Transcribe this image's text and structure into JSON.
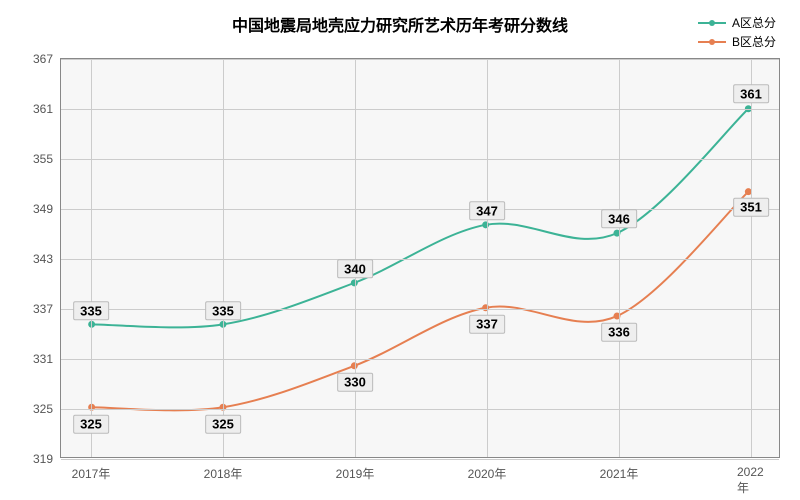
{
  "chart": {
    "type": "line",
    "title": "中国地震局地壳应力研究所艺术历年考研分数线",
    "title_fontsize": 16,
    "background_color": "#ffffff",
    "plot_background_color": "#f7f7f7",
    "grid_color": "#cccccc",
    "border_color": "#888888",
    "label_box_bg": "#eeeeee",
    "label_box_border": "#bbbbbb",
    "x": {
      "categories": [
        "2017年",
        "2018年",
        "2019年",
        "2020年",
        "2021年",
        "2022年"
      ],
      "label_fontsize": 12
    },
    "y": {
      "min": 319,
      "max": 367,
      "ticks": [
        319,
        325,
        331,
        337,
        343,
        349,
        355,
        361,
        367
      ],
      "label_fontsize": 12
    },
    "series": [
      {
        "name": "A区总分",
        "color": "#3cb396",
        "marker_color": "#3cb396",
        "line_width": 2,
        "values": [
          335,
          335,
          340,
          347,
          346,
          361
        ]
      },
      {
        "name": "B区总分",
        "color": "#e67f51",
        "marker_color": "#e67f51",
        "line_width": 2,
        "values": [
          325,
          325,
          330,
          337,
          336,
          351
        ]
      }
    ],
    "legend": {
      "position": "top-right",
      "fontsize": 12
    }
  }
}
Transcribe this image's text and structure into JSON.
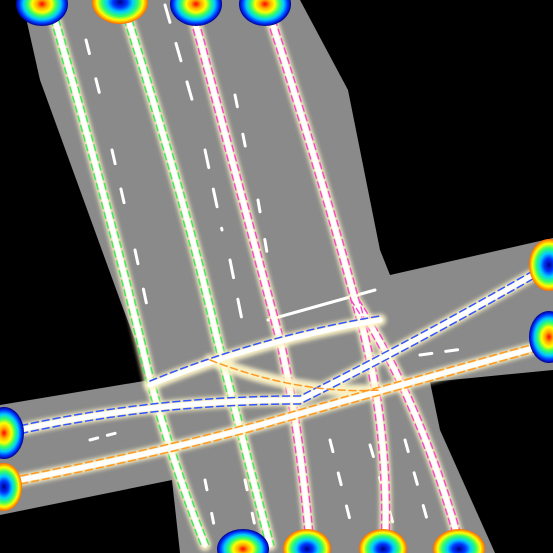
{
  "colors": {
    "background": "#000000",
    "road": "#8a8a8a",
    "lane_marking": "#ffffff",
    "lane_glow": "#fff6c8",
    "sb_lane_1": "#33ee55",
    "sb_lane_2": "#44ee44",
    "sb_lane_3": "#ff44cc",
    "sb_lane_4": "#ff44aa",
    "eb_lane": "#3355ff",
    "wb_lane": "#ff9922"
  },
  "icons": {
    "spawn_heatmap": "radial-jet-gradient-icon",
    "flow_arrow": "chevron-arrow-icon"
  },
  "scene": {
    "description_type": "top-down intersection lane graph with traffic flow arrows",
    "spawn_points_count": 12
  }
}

* * *

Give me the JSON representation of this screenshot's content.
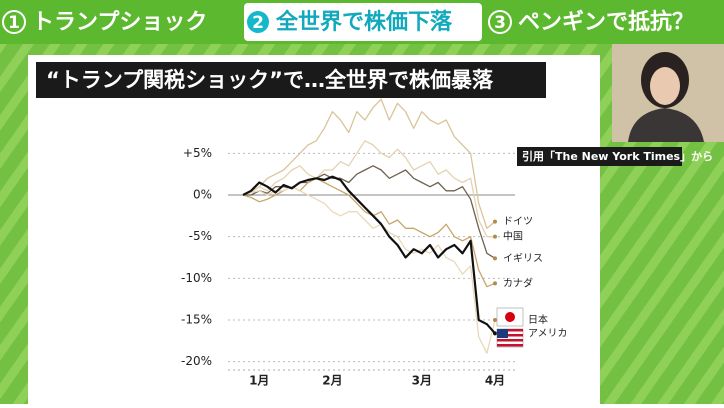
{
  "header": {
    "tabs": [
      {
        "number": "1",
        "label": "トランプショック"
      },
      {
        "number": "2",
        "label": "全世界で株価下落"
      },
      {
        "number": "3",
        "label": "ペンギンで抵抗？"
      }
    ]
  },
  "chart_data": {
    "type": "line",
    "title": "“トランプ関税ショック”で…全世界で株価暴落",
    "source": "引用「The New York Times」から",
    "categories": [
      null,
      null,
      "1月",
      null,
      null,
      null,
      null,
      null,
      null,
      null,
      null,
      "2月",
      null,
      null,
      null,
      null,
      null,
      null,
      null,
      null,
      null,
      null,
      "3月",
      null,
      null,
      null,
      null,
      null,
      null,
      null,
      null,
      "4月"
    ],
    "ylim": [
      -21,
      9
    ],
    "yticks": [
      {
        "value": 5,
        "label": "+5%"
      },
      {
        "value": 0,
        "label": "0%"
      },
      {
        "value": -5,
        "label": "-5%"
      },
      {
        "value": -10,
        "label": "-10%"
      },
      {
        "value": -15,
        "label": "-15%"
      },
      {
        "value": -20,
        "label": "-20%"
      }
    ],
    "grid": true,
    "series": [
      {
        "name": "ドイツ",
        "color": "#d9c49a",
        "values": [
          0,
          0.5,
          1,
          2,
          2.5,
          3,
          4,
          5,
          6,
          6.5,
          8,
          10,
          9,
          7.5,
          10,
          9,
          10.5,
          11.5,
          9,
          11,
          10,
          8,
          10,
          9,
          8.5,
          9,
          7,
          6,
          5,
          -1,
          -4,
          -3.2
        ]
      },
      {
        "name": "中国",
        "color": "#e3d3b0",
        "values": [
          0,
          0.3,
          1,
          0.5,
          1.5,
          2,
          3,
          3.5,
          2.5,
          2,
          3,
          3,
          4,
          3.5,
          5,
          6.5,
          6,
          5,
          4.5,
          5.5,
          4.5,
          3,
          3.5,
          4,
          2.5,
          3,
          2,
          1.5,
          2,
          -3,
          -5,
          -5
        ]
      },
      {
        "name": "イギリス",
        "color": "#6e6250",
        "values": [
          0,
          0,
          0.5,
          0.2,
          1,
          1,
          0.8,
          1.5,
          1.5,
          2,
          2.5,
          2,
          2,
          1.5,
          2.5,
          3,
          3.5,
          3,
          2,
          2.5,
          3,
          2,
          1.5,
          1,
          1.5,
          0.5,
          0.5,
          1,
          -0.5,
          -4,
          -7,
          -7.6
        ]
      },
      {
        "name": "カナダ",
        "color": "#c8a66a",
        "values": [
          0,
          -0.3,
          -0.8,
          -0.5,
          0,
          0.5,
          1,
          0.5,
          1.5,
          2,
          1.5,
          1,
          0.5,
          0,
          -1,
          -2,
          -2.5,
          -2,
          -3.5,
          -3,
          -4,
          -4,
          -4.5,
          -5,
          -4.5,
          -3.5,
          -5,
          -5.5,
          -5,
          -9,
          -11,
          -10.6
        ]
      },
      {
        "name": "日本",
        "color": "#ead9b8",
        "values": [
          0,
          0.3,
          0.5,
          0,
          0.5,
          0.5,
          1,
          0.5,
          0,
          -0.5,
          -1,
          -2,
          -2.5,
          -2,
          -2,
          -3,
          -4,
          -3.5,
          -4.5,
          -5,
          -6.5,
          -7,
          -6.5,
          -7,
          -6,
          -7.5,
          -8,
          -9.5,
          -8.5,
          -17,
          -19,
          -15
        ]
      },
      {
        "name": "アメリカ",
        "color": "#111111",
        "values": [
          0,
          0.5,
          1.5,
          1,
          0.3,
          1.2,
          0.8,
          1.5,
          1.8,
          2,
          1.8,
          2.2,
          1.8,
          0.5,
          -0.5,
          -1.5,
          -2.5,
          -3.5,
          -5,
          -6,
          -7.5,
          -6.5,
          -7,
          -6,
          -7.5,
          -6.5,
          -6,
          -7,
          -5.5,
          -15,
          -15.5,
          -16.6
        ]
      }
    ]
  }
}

...

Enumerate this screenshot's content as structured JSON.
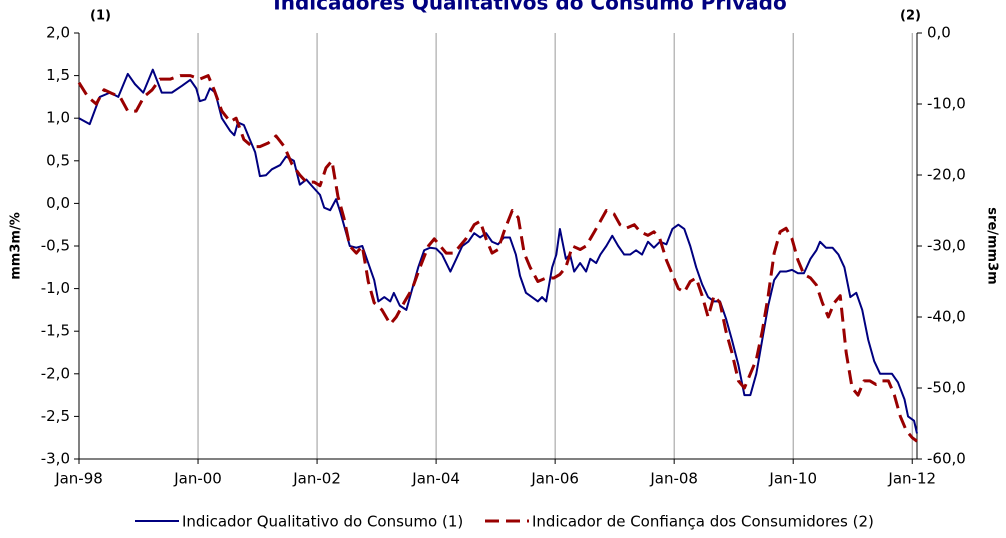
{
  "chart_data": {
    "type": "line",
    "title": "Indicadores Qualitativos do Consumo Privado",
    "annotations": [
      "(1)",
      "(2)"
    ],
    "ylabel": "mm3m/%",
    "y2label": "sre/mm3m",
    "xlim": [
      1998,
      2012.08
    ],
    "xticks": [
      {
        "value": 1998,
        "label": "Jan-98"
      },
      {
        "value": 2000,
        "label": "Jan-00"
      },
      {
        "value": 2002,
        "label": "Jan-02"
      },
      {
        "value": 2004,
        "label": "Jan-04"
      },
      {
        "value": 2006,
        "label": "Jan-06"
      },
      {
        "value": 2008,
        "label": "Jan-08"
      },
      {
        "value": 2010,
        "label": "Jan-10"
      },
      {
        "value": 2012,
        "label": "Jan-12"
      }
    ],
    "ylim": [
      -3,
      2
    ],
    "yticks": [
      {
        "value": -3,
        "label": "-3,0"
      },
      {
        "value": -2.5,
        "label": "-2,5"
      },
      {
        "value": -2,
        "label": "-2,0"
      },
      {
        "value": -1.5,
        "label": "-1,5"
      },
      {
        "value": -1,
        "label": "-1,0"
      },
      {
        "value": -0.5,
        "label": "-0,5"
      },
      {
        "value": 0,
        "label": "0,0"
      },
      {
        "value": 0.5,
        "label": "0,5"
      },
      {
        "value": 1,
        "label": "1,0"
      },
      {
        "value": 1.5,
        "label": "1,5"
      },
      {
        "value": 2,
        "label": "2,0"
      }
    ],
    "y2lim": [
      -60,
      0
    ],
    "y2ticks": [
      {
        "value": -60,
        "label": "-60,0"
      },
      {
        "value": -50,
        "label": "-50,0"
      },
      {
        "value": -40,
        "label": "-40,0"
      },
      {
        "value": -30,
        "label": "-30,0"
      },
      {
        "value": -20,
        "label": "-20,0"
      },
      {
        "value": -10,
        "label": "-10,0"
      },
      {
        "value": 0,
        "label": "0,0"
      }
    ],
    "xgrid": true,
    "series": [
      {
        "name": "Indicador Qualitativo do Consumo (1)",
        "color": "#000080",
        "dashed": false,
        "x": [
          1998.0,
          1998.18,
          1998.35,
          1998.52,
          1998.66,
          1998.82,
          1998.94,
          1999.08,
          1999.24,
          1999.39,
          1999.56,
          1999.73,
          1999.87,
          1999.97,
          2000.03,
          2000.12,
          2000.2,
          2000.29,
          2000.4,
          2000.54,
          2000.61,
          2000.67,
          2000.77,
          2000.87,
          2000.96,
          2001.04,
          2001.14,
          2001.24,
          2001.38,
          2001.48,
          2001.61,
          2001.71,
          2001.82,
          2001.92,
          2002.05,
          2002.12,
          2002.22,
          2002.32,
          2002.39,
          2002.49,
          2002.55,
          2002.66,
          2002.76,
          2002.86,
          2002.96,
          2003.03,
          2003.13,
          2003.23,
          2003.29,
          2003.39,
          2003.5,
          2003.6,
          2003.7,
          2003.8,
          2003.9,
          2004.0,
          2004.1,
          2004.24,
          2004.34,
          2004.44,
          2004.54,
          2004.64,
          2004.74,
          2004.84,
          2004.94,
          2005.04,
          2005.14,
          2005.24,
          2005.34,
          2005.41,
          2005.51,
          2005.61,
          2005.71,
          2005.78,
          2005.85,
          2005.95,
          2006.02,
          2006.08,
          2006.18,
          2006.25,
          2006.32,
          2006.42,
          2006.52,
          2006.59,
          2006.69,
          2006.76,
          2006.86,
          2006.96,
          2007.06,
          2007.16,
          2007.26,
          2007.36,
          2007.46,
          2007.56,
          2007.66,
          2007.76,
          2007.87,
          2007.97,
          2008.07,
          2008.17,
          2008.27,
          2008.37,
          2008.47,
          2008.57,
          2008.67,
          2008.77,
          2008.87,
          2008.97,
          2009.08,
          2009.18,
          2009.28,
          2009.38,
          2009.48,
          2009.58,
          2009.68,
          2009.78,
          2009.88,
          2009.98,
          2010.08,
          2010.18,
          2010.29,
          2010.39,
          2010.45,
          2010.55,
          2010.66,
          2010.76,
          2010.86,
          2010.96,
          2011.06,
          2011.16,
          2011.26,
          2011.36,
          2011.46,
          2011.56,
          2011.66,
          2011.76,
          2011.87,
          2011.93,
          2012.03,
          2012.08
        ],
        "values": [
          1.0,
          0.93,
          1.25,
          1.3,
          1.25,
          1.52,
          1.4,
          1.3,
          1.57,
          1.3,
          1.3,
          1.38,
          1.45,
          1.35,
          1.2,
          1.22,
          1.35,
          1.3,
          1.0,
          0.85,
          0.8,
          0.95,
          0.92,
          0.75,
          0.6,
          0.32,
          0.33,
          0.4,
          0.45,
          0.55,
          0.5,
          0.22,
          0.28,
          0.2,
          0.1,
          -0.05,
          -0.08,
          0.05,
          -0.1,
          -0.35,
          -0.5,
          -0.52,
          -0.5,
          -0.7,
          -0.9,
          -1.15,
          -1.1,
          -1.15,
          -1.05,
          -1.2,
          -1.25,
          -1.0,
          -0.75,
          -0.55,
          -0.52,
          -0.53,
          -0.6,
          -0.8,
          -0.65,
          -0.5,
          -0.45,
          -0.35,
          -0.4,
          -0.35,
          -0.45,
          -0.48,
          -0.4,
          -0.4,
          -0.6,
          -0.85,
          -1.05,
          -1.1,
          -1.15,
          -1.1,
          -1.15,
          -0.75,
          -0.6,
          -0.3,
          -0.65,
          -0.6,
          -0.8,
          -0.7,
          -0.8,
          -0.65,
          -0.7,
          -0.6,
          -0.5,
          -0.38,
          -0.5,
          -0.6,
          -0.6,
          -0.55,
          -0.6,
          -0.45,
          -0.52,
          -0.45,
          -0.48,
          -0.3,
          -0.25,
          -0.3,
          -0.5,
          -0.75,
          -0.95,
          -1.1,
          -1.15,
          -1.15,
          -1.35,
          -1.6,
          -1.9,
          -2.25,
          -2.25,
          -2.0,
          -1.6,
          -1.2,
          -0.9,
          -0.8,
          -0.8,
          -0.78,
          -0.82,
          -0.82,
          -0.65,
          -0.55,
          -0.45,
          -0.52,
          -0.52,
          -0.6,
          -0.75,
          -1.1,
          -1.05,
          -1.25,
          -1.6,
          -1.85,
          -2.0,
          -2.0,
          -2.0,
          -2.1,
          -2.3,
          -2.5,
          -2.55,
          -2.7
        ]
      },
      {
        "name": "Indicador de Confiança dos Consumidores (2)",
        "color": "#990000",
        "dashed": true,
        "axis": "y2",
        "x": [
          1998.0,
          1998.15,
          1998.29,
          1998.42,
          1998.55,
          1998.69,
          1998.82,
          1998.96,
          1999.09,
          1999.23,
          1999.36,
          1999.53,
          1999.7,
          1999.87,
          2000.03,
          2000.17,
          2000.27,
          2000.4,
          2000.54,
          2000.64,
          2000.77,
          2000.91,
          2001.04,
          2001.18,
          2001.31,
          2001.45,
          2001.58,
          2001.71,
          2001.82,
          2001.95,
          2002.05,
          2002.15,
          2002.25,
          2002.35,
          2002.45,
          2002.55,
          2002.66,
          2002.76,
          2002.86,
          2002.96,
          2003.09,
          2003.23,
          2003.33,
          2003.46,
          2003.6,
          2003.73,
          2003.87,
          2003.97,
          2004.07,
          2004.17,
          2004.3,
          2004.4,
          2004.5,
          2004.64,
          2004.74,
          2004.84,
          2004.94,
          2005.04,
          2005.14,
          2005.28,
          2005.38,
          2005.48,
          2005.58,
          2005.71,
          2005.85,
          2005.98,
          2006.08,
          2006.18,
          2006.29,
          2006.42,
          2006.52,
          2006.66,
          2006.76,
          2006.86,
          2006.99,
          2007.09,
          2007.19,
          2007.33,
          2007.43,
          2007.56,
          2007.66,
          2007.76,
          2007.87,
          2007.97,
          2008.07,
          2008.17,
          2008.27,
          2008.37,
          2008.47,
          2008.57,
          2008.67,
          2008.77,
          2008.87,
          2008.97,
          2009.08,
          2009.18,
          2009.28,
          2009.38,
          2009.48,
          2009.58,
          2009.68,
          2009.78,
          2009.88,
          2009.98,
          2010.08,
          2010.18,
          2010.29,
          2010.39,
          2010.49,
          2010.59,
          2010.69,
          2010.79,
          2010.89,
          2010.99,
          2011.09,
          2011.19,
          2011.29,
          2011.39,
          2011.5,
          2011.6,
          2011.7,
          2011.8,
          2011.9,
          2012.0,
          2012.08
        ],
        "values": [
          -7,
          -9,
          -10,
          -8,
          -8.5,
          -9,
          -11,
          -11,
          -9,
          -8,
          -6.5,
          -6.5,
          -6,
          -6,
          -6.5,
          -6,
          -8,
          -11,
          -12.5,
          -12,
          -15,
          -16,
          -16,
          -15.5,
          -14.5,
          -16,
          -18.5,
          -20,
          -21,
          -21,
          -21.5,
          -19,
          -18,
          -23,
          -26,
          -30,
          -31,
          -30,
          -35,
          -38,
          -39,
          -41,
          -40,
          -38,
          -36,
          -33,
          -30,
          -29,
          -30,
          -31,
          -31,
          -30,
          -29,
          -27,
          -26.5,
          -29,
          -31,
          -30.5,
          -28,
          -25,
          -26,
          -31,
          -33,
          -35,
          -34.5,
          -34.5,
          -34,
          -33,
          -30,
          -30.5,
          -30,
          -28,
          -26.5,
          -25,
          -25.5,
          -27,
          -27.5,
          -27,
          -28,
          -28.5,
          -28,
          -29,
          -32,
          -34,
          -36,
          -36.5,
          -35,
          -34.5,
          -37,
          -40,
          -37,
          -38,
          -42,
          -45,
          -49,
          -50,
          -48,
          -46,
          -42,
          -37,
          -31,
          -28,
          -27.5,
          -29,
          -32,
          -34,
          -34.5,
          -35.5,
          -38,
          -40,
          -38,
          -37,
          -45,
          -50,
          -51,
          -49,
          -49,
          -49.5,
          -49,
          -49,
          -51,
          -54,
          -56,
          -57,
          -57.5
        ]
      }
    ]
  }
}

▸ Direction
Above are the records. Identify each line that contains the word "JSON".

▸ Worked solution
Transcribe this image's text and structure into JSON.
Transcribe this image's text and structure into JSON.
Give me the JSON representation of this screenshot's content.
Enumerate this screenshot's content as structured JSON.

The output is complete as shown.